### Task brief
Return every entry exactly.

### Data for this exercise
________________
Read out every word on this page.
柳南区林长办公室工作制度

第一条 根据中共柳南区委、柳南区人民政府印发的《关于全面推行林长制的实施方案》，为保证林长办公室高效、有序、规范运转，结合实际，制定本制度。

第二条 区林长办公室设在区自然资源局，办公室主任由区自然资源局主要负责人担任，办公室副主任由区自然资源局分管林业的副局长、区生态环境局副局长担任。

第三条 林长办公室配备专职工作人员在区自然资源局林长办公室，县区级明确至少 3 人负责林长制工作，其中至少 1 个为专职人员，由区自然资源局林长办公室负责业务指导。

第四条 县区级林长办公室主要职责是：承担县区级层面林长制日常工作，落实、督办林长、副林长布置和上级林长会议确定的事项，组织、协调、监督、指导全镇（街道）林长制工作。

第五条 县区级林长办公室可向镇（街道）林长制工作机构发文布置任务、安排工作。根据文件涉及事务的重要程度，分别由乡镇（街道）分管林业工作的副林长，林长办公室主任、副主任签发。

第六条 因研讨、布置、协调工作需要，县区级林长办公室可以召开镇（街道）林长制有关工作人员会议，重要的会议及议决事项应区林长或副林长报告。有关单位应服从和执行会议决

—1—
________________
### Written response
Read out every word on this page.
柳南区林长办公室工作制度

第一条 根据中共柳南区委、柳南区人民政府印发的《关于全面推行林长制的实施方案》，为保证林长办公室高效、有序、规范运转，结合实际，制定本制度。

第二条 区林长办公室设在区自然资源局，办公室主任由区自然资源局主要负责人担任，办公室副主任由区自然资源局分管林业的副局长、区生态环境局副局长担任。

第三条 林长办公室配备专职工作人员在区自然资源局林长办公室，县区级明确至少 3 人负责林长制工作，其中至少 1 个为专职人员，由区自然资源局林长办公室负责业务指导。

第四条 县区级林长办公室主要职责是：承担县区级层面林长制日常工作，落实、督办林长、副林长布置和上级林长会议确定的事项，组织、协调、监督、指导全镇（街道）林长制工作。

第五条 县区级林长办公室可向镇（街道）林长制工作机构发文布置任务、安排工作。根据文件涉及事务的重要程度，分别由乡镇（街道）分管林业工作的副林长，林长办公室主任、副主任签发。

第六条 因研讨、布置、协调工作需要，县区级林长办公室可以召开镇（街道）林长制有关工作人员会议，重要的会议及议决事项应区林长或副林长报告。有关单位应服从和执行会议决

—1—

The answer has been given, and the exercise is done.